• [Your goal]: Look through the entries below and return all lines including the word "elements".

• [Data for this exercise]:
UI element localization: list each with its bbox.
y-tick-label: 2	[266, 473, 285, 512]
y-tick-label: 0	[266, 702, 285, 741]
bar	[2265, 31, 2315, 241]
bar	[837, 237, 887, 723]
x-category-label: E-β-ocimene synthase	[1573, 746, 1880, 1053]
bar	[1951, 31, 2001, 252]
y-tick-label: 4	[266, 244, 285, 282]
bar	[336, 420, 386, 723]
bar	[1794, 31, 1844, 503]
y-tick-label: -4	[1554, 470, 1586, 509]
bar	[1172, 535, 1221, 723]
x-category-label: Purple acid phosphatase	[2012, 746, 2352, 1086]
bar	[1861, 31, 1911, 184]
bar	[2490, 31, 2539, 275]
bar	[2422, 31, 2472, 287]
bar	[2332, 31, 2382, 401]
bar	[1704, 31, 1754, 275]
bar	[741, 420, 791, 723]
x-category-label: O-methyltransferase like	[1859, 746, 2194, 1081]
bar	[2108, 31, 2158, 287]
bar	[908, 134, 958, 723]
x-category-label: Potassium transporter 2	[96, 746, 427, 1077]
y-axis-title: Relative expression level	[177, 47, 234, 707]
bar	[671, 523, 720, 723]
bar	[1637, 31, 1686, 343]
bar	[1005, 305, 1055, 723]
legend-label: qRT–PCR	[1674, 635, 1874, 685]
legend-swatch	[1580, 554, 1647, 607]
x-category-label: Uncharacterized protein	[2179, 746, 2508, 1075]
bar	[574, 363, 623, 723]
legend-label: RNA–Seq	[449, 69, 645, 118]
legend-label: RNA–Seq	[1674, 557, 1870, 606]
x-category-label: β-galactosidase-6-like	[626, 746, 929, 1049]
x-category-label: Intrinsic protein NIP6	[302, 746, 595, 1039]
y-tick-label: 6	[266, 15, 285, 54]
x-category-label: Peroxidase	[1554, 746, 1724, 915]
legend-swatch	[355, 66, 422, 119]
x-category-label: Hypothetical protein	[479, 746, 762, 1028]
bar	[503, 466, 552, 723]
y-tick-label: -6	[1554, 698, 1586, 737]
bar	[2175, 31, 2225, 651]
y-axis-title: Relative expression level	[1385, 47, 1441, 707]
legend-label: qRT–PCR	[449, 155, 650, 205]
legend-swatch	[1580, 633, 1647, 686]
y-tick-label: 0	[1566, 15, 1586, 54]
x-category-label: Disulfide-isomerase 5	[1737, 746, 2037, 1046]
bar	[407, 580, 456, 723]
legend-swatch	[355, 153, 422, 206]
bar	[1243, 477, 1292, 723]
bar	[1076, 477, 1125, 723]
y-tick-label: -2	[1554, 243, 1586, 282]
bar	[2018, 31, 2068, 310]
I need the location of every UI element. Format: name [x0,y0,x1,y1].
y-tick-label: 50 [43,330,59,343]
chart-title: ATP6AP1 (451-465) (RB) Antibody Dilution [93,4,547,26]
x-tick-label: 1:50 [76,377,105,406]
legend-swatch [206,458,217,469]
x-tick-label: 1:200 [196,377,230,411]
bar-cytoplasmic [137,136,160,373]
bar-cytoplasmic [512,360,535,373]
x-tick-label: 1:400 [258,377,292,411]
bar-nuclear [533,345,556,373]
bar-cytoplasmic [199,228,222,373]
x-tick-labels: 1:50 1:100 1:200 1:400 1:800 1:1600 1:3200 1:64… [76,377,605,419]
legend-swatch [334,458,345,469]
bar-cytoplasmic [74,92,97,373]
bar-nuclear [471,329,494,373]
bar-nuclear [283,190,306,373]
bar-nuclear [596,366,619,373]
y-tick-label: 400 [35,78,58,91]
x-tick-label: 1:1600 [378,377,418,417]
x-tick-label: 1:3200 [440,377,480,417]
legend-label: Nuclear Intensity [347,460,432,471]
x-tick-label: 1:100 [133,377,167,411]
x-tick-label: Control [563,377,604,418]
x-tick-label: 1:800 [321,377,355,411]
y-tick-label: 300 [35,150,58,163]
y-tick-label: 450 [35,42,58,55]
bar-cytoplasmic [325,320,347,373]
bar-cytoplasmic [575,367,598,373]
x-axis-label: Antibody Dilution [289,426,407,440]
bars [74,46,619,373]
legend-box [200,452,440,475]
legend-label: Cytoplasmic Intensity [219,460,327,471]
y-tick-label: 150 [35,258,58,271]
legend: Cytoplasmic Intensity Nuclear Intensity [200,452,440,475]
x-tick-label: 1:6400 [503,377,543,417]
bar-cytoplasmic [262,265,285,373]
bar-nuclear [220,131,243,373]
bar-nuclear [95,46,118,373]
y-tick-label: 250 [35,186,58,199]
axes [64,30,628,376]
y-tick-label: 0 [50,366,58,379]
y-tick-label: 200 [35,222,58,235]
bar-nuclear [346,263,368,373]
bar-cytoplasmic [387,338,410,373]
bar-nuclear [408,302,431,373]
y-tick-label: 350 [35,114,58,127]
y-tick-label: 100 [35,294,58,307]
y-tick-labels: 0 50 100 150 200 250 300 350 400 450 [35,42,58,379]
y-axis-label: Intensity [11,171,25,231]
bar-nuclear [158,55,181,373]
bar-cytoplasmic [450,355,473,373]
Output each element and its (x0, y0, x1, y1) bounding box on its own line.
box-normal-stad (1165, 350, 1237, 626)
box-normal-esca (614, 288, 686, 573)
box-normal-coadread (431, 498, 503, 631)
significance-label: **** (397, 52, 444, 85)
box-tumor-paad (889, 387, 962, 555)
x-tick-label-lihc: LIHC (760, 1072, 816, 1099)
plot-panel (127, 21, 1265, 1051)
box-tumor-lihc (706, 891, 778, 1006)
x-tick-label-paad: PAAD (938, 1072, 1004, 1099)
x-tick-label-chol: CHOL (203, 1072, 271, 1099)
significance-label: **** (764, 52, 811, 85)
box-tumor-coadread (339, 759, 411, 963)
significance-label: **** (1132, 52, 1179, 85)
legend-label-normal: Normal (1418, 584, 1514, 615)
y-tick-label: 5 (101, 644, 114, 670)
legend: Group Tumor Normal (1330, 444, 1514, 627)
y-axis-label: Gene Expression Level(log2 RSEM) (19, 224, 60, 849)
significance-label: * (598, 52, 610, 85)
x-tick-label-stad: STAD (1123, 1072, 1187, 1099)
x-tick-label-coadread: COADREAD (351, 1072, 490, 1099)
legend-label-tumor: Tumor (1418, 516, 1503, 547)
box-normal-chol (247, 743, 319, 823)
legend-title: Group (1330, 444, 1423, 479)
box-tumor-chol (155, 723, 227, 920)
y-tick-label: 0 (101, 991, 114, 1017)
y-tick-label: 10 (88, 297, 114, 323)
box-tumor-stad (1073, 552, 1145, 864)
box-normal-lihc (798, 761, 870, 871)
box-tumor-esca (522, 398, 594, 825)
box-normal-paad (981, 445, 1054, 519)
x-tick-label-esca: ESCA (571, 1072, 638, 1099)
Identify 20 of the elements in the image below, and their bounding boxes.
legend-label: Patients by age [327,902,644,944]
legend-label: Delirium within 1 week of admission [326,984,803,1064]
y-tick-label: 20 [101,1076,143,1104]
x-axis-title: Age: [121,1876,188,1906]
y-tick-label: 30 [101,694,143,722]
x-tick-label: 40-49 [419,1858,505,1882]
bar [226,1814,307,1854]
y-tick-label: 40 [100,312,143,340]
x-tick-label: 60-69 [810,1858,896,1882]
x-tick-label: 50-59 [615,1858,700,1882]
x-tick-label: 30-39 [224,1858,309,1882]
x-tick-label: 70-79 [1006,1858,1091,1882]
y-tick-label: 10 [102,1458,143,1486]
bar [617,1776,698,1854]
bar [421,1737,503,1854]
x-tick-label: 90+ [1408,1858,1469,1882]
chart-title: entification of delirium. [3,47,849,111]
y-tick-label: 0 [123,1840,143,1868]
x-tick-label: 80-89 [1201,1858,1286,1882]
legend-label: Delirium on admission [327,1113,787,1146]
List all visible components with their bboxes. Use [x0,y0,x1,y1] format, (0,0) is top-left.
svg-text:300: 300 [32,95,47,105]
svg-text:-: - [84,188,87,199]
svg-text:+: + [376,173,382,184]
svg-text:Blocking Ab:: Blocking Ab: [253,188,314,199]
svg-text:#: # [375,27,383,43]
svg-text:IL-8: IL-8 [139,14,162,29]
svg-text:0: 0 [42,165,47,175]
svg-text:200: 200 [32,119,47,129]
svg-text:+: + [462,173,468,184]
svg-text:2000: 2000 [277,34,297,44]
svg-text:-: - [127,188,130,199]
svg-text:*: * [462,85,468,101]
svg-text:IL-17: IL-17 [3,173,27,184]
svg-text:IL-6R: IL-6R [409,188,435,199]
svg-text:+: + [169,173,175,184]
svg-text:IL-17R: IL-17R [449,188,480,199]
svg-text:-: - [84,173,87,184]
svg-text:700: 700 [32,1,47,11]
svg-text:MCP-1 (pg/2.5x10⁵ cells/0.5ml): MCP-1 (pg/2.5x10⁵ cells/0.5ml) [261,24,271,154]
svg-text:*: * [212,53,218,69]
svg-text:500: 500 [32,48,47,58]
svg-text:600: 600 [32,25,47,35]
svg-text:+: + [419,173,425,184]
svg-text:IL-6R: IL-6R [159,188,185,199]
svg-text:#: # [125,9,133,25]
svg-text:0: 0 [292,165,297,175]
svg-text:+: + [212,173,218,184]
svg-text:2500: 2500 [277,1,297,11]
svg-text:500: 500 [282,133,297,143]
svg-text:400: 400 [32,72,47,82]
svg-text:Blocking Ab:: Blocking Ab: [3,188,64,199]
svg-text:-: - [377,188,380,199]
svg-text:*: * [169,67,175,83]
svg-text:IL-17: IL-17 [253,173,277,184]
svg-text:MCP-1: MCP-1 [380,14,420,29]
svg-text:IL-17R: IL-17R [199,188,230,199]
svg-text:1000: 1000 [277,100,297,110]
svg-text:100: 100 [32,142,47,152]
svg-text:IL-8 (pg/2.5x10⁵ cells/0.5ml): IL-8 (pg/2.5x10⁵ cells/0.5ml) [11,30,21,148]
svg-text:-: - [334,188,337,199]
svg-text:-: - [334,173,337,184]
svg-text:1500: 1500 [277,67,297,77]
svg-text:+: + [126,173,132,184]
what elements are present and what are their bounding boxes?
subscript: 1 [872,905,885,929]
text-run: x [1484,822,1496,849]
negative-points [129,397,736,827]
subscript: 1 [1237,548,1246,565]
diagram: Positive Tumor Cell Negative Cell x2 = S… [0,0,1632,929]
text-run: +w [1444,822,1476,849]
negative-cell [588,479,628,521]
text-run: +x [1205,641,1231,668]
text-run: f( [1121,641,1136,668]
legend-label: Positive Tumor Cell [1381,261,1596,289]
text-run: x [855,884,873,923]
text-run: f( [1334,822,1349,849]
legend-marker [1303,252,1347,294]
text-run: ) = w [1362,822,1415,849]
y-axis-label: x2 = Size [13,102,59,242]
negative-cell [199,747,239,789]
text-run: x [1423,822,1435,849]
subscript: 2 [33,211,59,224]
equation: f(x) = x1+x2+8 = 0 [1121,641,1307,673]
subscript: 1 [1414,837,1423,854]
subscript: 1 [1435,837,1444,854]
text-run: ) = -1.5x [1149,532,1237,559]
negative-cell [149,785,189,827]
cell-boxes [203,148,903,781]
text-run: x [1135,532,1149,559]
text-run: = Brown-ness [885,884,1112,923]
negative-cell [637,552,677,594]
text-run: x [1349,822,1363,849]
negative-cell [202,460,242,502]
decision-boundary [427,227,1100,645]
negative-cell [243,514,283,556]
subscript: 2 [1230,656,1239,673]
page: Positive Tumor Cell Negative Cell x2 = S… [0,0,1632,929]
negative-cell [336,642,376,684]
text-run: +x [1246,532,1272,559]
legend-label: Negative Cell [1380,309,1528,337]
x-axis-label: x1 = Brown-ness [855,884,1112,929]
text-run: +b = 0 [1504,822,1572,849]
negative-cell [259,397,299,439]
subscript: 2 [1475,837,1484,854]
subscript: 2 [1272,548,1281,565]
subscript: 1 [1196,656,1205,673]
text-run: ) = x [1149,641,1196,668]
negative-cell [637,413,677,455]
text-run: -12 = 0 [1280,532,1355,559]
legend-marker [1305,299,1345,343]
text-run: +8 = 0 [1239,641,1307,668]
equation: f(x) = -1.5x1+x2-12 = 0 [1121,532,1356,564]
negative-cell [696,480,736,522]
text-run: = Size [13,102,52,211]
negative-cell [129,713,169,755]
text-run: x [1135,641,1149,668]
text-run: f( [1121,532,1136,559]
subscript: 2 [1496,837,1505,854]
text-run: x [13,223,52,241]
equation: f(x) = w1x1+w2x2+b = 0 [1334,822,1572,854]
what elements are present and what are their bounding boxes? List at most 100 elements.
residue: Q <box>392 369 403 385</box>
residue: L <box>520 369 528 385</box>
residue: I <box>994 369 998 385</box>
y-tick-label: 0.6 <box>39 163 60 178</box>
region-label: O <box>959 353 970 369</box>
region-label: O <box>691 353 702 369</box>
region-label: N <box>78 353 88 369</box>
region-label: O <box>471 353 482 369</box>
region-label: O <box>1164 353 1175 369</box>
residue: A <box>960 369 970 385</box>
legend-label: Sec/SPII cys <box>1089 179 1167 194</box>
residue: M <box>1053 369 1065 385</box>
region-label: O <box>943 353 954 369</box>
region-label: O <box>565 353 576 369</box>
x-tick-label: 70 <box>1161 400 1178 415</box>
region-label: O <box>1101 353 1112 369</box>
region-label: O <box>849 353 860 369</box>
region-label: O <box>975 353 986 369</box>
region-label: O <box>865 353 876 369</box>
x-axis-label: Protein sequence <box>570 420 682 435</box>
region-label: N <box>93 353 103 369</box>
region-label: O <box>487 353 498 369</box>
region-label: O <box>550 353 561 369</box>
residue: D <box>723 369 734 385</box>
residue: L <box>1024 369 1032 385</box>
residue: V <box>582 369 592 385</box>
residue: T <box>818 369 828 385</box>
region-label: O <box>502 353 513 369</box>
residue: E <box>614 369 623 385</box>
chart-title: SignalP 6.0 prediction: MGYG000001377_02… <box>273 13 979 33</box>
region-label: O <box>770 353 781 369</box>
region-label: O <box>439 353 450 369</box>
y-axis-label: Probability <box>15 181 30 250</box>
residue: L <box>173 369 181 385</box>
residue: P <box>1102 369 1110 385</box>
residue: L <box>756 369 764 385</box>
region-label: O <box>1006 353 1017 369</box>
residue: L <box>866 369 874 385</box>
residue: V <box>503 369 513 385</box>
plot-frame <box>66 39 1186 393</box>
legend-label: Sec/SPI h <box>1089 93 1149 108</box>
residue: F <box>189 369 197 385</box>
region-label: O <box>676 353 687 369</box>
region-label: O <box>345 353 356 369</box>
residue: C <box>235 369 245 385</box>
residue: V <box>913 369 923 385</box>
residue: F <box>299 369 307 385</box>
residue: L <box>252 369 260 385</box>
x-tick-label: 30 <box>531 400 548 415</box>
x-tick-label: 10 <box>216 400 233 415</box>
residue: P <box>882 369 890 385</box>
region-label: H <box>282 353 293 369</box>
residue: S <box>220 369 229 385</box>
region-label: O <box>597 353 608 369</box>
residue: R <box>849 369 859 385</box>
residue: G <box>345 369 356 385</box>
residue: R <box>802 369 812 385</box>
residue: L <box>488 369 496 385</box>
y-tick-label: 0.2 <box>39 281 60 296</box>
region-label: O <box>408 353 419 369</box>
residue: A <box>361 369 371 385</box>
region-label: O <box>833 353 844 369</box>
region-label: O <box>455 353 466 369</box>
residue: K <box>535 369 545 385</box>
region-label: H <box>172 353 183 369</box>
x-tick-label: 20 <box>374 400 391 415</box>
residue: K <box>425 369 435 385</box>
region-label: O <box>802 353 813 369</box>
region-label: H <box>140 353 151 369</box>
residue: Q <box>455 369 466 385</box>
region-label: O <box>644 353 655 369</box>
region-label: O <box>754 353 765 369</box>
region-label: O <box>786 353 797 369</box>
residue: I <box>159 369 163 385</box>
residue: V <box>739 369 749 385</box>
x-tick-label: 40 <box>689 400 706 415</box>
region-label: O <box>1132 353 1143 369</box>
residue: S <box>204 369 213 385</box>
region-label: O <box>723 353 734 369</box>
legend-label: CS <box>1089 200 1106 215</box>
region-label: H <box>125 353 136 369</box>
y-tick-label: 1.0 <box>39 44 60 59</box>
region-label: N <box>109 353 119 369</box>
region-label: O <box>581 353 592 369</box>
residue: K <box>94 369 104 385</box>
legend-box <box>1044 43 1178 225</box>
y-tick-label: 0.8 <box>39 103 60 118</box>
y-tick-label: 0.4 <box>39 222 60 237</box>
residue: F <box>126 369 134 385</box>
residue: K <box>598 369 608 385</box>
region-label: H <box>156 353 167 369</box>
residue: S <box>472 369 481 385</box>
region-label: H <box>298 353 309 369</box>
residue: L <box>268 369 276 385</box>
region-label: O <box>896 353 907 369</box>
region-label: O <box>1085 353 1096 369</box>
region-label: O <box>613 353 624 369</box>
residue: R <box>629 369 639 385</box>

• [Answer for the task]:
Identify 20 of the elements in the image below, and their bounding boxes.
what elements are present and what are their bounding boxes?
what elements are present and what are their bounding boxes? List at most 100 elements.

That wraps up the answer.